**The problem:**
Reproduce each line of the listing exactly.

_ _ _ _ _

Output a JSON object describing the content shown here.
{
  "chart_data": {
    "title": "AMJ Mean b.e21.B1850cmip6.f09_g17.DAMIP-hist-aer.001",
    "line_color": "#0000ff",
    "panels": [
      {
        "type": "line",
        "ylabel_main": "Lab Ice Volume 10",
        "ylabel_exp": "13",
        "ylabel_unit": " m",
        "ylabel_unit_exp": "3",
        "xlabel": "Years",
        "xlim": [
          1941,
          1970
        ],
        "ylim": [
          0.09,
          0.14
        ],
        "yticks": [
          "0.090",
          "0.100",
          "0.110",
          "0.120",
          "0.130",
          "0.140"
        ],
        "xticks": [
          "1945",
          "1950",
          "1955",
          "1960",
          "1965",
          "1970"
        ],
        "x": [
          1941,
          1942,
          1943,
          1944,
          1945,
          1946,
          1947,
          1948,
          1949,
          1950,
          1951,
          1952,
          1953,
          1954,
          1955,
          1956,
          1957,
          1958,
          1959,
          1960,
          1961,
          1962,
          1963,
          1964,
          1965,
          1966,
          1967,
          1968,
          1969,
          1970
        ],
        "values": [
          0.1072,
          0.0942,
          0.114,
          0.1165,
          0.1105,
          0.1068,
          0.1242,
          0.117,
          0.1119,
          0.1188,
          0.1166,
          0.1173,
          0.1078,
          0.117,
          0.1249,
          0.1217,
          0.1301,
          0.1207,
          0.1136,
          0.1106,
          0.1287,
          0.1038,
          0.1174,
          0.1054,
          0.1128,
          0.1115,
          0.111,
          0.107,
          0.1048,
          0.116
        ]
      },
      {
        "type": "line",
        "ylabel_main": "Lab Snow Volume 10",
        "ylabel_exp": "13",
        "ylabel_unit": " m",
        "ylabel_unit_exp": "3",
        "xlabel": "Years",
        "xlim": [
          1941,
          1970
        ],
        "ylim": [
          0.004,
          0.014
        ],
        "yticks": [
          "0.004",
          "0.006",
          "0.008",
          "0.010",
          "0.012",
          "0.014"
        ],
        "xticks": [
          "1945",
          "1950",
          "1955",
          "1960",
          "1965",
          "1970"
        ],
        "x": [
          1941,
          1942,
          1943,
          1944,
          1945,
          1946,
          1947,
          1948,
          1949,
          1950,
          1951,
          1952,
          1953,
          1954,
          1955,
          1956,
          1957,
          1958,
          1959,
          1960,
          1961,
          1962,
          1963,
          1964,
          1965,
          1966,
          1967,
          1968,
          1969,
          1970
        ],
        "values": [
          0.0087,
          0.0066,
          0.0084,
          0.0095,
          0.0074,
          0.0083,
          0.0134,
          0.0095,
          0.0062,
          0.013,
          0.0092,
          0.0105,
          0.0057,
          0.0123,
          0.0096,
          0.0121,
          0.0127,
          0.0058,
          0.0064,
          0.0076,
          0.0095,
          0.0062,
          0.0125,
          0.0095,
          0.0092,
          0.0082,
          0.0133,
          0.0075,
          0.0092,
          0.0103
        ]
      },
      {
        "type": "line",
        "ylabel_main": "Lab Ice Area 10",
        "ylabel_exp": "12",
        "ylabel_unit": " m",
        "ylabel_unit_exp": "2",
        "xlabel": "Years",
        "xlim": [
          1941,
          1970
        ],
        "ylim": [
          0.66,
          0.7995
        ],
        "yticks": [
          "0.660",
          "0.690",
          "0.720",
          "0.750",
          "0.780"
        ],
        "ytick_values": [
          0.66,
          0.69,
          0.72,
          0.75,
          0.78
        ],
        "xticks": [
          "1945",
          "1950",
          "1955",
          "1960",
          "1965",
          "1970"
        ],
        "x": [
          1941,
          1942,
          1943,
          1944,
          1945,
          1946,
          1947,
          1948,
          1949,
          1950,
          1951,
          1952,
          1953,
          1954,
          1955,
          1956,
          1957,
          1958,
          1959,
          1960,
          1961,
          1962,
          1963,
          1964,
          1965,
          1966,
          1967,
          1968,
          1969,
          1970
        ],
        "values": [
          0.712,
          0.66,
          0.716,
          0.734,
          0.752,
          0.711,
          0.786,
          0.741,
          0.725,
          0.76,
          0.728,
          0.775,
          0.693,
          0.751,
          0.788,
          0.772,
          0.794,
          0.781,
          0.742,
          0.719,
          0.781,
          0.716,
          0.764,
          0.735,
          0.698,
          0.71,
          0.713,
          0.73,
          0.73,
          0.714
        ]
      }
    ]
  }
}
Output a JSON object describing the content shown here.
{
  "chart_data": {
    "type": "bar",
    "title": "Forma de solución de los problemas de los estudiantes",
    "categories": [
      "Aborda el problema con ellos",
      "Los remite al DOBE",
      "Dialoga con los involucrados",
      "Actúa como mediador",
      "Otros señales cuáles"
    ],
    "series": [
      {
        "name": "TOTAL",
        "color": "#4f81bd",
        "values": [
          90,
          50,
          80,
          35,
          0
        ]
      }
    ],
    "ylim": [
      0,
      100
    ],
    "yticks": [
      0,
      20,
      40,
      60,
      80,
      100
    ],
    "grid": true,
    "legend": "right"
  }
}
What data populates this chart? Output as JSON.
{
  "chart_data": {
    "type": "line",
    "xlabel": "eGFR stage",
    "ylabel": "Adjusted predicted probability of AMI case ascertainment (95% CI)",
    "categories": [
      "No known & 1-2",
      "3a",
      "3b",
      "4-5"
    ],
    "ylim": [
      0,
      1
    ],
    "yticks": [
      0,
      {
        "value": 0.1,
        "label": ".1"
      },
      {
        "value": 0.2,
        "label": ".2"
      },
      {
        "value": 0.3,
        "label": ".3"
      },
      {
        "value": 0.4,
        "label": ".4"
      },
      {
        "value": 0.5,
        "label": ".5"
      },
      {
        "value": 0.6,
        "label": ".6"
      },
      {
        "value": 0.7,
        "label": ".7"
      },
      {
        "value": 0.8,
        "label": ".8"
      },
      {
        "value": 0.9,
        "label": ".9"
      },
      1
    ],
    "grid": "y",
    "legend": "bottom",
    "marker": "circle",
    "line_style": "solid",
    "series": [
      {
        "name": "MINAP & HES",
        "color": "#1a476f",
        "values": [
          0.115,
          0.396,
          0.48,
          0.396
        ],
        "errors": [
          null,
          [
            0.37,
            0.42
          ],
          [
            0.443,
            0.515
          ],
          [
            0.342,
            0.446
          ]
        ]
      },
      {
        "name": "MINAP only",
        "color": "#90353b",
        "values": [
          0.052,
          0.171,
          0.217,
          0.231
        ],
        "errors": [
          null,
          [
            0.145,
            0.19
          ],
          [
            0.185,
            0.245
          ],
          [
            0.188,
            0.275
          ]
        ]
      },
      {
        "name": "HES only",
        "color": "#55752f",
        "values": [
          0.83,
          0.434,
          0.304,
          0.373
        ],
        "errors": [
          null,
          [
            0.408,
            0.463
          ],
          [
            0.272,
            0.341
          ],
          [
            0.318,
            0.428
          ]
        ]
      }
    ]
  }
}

_ _ _ _ _

**Output below:**
Output a JSON object describing the content shown here.
{
  "chart_data": {
    "title": "AMJ Mean b.e21.B1850cmip6.f09_g17.DAMIP-hist-aer.001",
    "line_color": "#0000ff",
    "panels": [
      {
        "type": "line",
        "ylabel_main": "Lab Ice Volume 10",
        "ylabel_exp": "13",
        "ylabel_unit": " m",
        "ylabel_unit_exp": "3",
        "xlabel": "Years",
        "xlim": [
          1941,
          1970
        ],
        "ylim": [
          0.09,
          0.14
        ],
        "yticks": [
          "0.090",
          "0.100",
          "0.110",
          "0.120",
          "0.130",
          "0.140"
        ],
        "xticks": [
          "1945",
          "1950",
          "1955",
          "1960",
          "1965",
          "1970"
        ],
        "x": [
          1941,
          1942,
          1943,
          1944,
          1945,
          1946,
          1947,
          1948,
          1949,
          1950,
          1951,
          1952,
          1953,
          1954,
          1955,
          1956,
          1957,
          1958,
          1959,
          1960,
          1961,
          1962,
          1963,
          1964,
          1965,
          1966,
          1967,
          1968,
          1969,
          1970
        ],
        "values": [
          0.1072,
          0.0942,
          0.114,
          0.1165,
          0.1105,
          0.1068,
          0.1242,
          0.117,
          0.1119,
          0.1188,
          0.1166,
          0.1173,
          0.1078,
          0.117,
          0.1249,
          0.1217,
          0.1301,
          0.1207,
          0.1136,
          0.1106,
          0.1287,
          0.1038,
          0.1174,
          0.1054,
          0.1128,
          0.1115,
          0.111,
          0.107,
          0.1048,
          0.116
        ]
      },
      {
        "type": "line",
        "ylabel_main": "Lab Snow Volume 10",
        "ylabel_exp": "13",
        "ylabel_unit": " m",
        "ylabel_unit_exp": "3",
        "xlabel": "Years",
        "xlim": [
          1941,
          1970
        ],
        "ylim": [
          0.004,
          0.014
        ],
        "yticks": [
          "0.004",
          "0.006",
          "0.008",
          "0.010",
          "0.012",
          "0.014"
        ],
        "xticks": [
          "1945",
          "1950",
          "1955",
          "1960",
          "1965",
          "1970"
        ],
        "x": [
          1941,
          1942,
          1943,
          1944,
          1945,
          1946,
          1947,
          1948,
          1949,
          1950,
          1951,
          1952,
          1953,
          1954,
          1955,
          1956,
          1957,
          1958,
          1959,
          1960,
          1961,
          1962,
          1963,
          1964,
          1965,
          1966,
          1967,
          1968,
          1969,
          1970
        ],
        "values": [
          0.0087,
          0.0066,
          0.0084,
          0.0095,
          0.0074,
          0.0083,
          0.0134,
          0.0095,
          0.0062,
          0.013,
          0.0092,
          0.0105,
          0.0057,
          0.0123,
          0.0096,
          0.0121,
          0.0127,
          0.0058,
          0.0064,
          0.0076,
          0.0095,
          0.0062,
          0.0125,
          0.0095,
          0.0092,
          0.0082,
          0.0133,
          0.0075,
          0.0092,
          0.0103
        ]
      },
      {
        "type": "line",
        "ylabel_main": "Lab Ice Area 10",
        "ylabel_exp": "12",
        "ylabel_unit": " m",
        "ylabel_unit_exp": "2",
        "xlabel": "Years",
        "xlim": [
          1941,
          1970
        ],
        "ylim": [
          0.66,
          0.7995
        ],
        "yticks": [
          "0.660",
          "0.690",
          "0.720",
          "0.750",
          "0.780"
        ],
        "ytick_values": [
          0.66,
          0.69,
          0.72,
          0.75,
          0.78
        ],
        "xticks": [
          "1945",
          "1950",
          "1955",
          "1960",
          "1965",
          "1970"
        ],
        "x": [
          1941,
          1942,
          1943,
          1944,
          1945,
          1946,
          1947,
          1948,
          1949,
          1950,
          1951,
          1952,
          1953,
          1954,
          1955,
          1956,
          1957,
          1958,
          1959,
          1960,
          1961,
          1962,
          1963,
          1964,
          1965,
          1966,
          1967,
          1968,
          1969,
          1970
        ],
        "values": [
          0.712,
          0.66,
          0.716,
          0.734,
          0.752,
          0.711,
          0.786,
          0.741,
          0.725,
          0.76,
          0.728,
          0.775,
          0.693,
          0.751,
          0.788,
          0.772,
          0.794,
          0.781,
          0.742,
          0.719,
          0.781,
          0.716,
          0.764,
          0.735,
          0.698,
          0.71,
          0.713,
          0.73,
          0.73,
          0.714
        ]
      }
    ]
  }
}
Output a JSON object describing the content shown here.
{
  "chart_data": {
    "type": "bar",
    "title": "Forma de solución de los problemas de los estudiantes",
    "categories": [
      "Aborda el problema con ellos",
      "Los remite al DOBE",
      "Dialoga con los involucrados",
      "Actúa como mediador",
      "Otros señales cuáles"
    ],
    "series": [
      {
        "name": "TOTAL",
        "color": "#4f81bd",
        "values": [
          90,
          50,
          80,
          35,
          0
        ]
      }
    ],
    "ylim": [
      0,
      100
    ],
    "yticks": [
      0,
      20,
      40,
      60,
      80,
      100
    ],
    "grid": true,
    "legend": "right"
  }
}
What data populates this chart? Output as JSON.
{
  "chart_data": {
    "type": "line",
    "xlabel": "eGFR stage",
    "ylabel": "Adjusted predicted probability of AMI case ascertainment (95% CI)",
    "categories": [
      "No known & 1-2",
      "3a",
      "3b",
      "4-5"
    ],
    "ylim": [
      0,
      1
    ],
    "yticks": [
      0,
      {
        "value": 0.1,
        "label": ".1"
      },
      {
        "value": 0.2,
        "label": ".2"
      },
      {
        "value": 0.3,
        "label": ".3"
      },
      {
        "value": 0.4,
        "label": ".4"
      },
      {
        "value": 0.5,
        "label": ".5"
      },
      {
        "value": 0.6,
        "label": ".6"
      },
      {
        "value": 0.7,
        "label": ".7"
      },
      {
        "value": 0.8,
        "label": ".8"
      },
      {
        "value": 0.9,
        "label": ".9"
      },
      1
    ],
    "grid": "y",
    "legend": "bottom",
    "marker": "circle",
    "line_style": "solid",
    "series": [
      {
        "name": "MINAP & HES",
        "color": "#1a476f",
        "values": [
          0.115,
          0.396,
          0.48,
          0.396
        ],
        "errors": [
          null,
          [
            0.37,
            0.42
          ],
          [
            0.443,
            0.515
          ],
          [
            0.342,
            0.446
          ]
        ]
      },
      {
        "name": "MINAP only",
        "color": "#90353b",
        "values": [
          0.052,
          0.171,
          0.217,
          0.231
        ],
        "errors": [
          null,
          [
            0.145,
            0.19
          ],
          [
            0.185,
            0.245
          ],
          [
            0.188,
            0.275
          ]
        ]
      },
      {
        "name": "HES only",
        "color": "#55752f",
        "values": [
          0.83,
          0.434,
          0.304,
          0.373
        ],
        "errors": [
          null,
          [
            0.408,
            0.463
          ],
          [
            0.272,
            0.341
          ],
          [
            0.318,
            0.428
          ]
        ]
      }
    ]
  }
}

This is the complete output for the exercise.